#### MATERIAL PROVIDED

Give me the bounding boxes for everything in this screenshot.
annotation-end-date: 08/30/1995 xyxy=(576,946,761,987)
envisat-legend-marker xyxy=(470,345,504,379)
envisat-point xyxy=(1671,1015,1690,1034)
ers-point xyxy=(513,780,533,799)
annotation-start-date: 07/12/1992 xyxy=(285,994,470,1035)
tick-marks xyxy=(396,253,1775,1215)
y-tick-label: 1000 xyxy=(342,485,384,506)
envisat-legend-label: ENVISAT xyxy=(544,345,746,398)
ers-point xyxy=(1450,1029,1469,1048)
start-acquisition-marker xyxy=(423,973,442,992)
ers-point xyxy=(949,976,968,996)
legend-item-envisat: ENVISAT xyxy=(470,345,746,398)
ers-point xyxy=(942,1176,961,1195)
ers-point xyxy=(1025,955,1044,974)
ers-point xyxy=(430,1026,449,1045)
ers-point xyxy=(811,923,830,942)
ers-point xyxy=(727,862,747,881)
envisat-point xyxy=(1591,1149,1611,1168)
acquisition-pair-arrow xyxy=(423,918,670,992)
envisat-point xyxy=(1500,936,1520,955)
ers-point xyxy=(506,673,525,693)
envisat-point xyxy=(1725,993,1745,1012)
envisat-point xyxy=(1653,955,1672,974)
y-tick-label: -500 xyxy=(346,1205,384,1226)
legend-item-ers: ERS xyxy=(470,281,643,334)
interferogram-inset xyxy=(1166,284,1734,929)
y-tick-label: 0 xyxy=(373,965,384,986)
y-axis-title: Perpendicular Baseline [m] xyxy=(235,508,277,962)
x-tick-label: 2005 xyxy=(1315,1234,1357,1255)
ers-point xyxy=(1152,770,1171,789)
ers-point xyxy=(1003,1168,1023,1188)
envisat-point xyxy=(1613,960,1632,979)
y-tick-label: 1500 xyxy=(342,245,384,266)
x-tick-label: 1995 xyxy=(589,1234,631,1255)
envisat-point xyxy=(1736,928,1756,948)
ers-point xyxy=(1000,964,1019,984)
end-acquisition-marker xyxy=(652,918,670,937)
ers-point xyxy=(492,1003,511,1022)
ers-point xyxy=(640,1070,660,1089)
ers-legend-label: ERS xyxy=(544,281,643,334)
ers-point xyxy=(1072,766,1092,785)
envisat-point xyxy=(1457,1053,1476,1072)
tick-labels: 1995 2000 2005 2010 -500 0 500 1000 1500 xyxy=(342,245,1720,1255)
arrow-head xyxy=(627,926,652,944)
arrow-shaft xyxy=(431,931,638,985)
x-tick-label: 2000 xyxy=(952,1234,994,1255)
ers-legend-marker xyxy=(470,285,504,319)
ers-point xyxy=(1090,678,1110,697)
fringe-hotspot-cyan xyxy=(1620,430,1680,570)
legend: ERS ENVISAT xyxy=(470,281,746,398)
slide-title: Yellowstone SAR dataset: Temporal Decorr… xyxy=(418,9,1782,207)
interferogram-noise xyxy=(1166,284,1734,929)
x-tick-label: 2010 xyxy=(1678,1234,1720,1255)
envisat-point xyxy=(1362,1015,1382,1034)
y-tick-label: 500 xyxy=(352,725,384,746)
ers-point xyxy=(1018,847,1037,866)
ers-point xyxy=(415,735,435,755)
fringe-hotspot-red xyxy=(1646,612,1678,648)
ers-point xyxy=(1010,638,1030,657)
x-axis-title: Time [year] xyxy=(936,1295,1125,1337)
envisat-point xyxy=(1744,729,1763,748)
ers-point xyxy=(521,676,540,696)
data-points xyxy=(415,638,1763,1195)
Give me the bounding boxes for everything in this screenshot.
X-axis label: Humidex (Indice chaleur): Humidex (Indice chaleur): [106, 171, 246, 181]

########

(WHAT IS REQUIRED) Return every row above word for word, keeping each line as it is.

(CORRECT OUTPUT)
Give me the bounding boxes for everything in this screenshot.
annotation-end-date: 08/30/1995 xyxy=(576,946,761,987)
envisat-legend-marker xyxy=(470,345,504,379)
envisat-point xyxy=(1671,1015,1690,1034)
ers-point xyxy=(513,780,533,799)
annotation-start-date: 07/12/1992 xyxy=(285,994,470,1035)
tick-marks xyxy=(396,253,1775,1215)
y-tick-label: 1000 xyxy=(342,485,384,506)
envisat-legend-label: ENVISAT xyxy=(544,345,746,398)
ers-point xyxy=(1450,1029,1469,1048)
start-acquisition-marker xyxy=(423,973,442,992)
ers-point xyxy=(949,976,968,996)
legend-item-envisat: ENVISAT xyxy=(470,345,746,398)
ers-point xyxy=(942,1176,961,1195)
ers-point xyxy=(1025,955,1044,974)
ers-point xyxy=(430,1026,449,1045)
ers-point xyxy=(811,923,830,942)
ers-point xyxy=(727,862,747,881)
envisat-point xyxy=(1591,1149,1611,1168)
acquisition-pair-arrow xyxy=(423,918,670,992)
envisat-point xyxy=(1500,936,1520,955)
ers-point xyxy=(506,673,525,693)
envisat-point xyxy=(1725,993,1745,1012)
envisat-point xyxy=(1653,955,1672,974)
y-tick-label: -500 xyxy=(346,1205,384,1226)
legend-item-ers: ERS xyxy=(470,281,643,334)
interferogram-inset xyxy=(1166,284,1734,929)
y-tick-label: 0 xyxy=(373,965,384,986)
y-axis-title: Perpendicular Baseline [m] xyxy=(235,508,277,962)
x-tick-label: 2005 xyxy=(1315,1234,1357,1255)
ers-point xyxy=(1152,770,1171,789)
ers-point xyxy=(1003,1168,1023,1188)
envisat-point xyxy=(1613,960,1632,979)
y-tick-label: 1500 xyxy=(342,245,384,266)
x-tick-label: 1995 xyxy=(589,1234,631,1255)
envisat-point xyxy=(1736,928,1756,948)
ers-point xyxy=(1000,964,1019,984)
end-acquisition-marker xyxy=(652,918,670,937)
ers-point xyxy=(492,1003,511,1022)
ers-point xyxy=(640,1070,660,1089)
ers-legend-label: ERS xyxy=(544,281,643,334)
ers-point xyxy=(1072,766,1092,785)
envisat-point xyxy=(1457,1053,1476,1072)
tick-labels: 1995 2000 2005 2010 -500 0 500 1000 1500 xyxy=(342,245,1720,1255)
arrow-head xyxy=(627,926,652,944)
arrow-shaft xyxy=(431,931,638,985)
x-tick-label: 2000 xyxy=(952,1234,994,1255)
ers-legend-marker xyxy=(470,285,504,319)
ers-point xyxy=(1090,678,1110,697)
fringe-hotspot-cyan xyxy=(1620,430,1680,570)
legend: ERS ENVISAT xyxy=(470,281,746,398)
slide-title: Yellowstone SAR dataset: Temporal Decorr… xyxy=(418,9,1782,207)
interferogram-noise xyxy=(1166,284,1734,929)
x-tick-label: 2010 xyxy=(1678,1234,1720,1255)
envisat-point xyxy=(1362,1015,1382,1034)
y-tick-label: 500 xyxy=(352,725,384,746)
ers-point xyxy=(1018,847,1037,866)
ers-point xyxy=(415,735,435,755)
fringe-hotspot-red xyxy=(1646,612,1678,648)
ers-point xyxy=(1010,638,1030,657)
x-axis-title: Time [year] xyxy=(936,1295,1125,1337)
envisat-point xyxy=(1744,729,1763,748)
ers-point xyxy=(521,676,540,696)
data-points xyxy=(415,638,1763,1195)
Give me the bounding boxes for everything in this screenshot.
X-axis label: Humidex (Indice chaleur): Humidex (Indice chaleur): [106, 171, 246, 181]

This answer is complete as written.